## Task statement:
Set down each line of the data below exactly as it stands, dropping the pictures.

## Supplied material:
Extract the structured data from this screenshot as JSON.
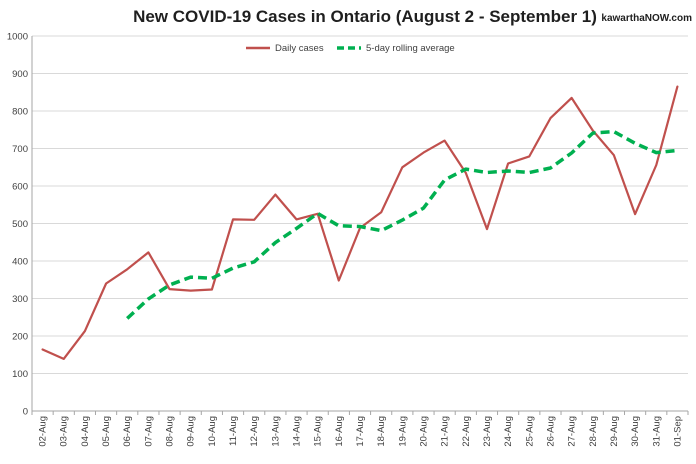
{
  "colors": {
    "daily": "#c0504d",
    "rolling": "#00b050",
    "grid": "#d9d9d9",
    "axis": "#a6a6a6"
  },
  "chart_data": {
    "type": "line",
    "title": "New COVID-19 Cases in Ontario (August 2 - September 1)",
    "brand": "kawarthaNOW.com",
    "xlabel": "",
    "ylabel": "",
    "ylim": [
      0,
      1000
    ],
    "yticks": [
      0,
      100,
      200,
      300,
      400,
      500,
      600,
      700,
      800,
      900,
      1000
    ],
    "grid": true,
    "legend_position": "top-center",
    "categories": [
      "02-Aug",
      "03-Aug",
      "04-Aug",
      "05-Aug",
      "06-Aug",
      "07-Aug",
      "08-Aug",
      "09-Aug",
      "10-Aug",
      "11-Aug",
      "12-Aug",
      "13-Aug",
      "14-Aug",
      "15-Aug",
      "16-Aug",
      "17-Aug",
      "18-Aug",
      "19-Aug",
      "20-Aug",
      "21-Aug",
      "22-Aug",
      "23-Aug",
      "24-Aug",
      "25-Aug",
      "26-Aug",
      "27-Aug",
      "28-Aug",
      "29-Aug",
      "30-Aug",
      "31-Aug",
      "01-Sep"
    ],
    "series": [
      {
        "name": "Daily cases",
        "style": "solid",
        "values": [
          164,
          139,
          213,
          340,
          378,
          423,
          325,
          321,
          324,
          511,
          510,
          577,
          511,
          526,
          348,
          488,
          530,
          650,
          689,
          721,
          635,
          485,
          660,
          679,
          781,
          835,
          748,
          682,
          525,
          656,
          865
        ]
      },
      {
        "name": "5-day rolling average",
        "style": "dashed",
        "values": [
          null,
          null,
          null,
          null,
          247,
          299,
          336,
          357,
          354,
          381,
          398,
          449,
          487,
          527,
          494,
          492,
          481,
          509,
          541,
          616,
          645,
          636,
          640,
          636,
          648,
          688,
          741,
          745,
          714,
          689,
          695
        ]
      }
    ]
  }
}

## Worked solution:
Extract the structured data from this screenshot as JSON.
{
  "colors": {
    "daily": "#c0504d",
    "rolling": "#00b050",
    "grid": "#d9d9d9",
    "axis": "#a6a6a6"
  },
  "chart_data": {
    "type": "line",
    "title": "New COVID-19 Cases in Ontario (August 2 - September 1)",
    "brand": "kawarthaNOW.com",
    "xlabel": "",
    "ylabel": "",
    "ylim": [
      0,
      1000
    ],
    "yticks": [
      0,
      100,
      200,
      300,
      400,
      500,
      600,
      700,
      800,
      900,
      1000
    ],
    "grid": true,
    "legend_position": "top-center",
    "categories": [
      "02-Aug",
      "03-Aug",
      "04-Aug",
      "05-Aug",
      "06-Aug",
      "07-Aug",
      "08-Aug",
      "09-Aug",
      "10-Aug",
      "11-Aug",
      "12-Aug",
      "13-Aug",
      "14-Aug",
      "15-Aug",
      "16-Aug",
      "17-Aug",
      "18-Aug",
      "19-Aug",
      "20-Aug",
      "21-Aug",
      "22-Aug",
      "23-Aug",
      "24-Aug",
      "25-Aug",
      "26-Aug",
      "27-Aug",
      "28-Aug",
      "29-Aug",
      "30-Aug",
      "31-Aug",
      "01-Sep"
    ],
    "series": [
      {
        "name": "Daily cases",
        "style": "solid",
        "values": [
          164,
          139,
          213,
          340,
          378,
          423,
          325,
          321,
          324,
          511,
          510,
          577,
          511,
          526,
          348,
          488,
          530,
          650,
          689,
          721,
          635,
          485,
          660,
          679,
          781,
          835,
          748,
          682,
          525,
          656,
          865
        ]
      },
      {
        "name": "5-day rolling average",
        "style": "dashed",
        "values": [
          null,
          null,
          null,
          null,
          247,
          299,
          336,
          357,
          354,
          381,
          398,
          449,
          487,
          527,
          494,
          492,
          481,
          509,
          541,
          616,
          645,
          636,
          640,
          636,
          648,
          688,
          741,
          745,
          714,
          689,
          695
        ]
      }
    ]
  }
}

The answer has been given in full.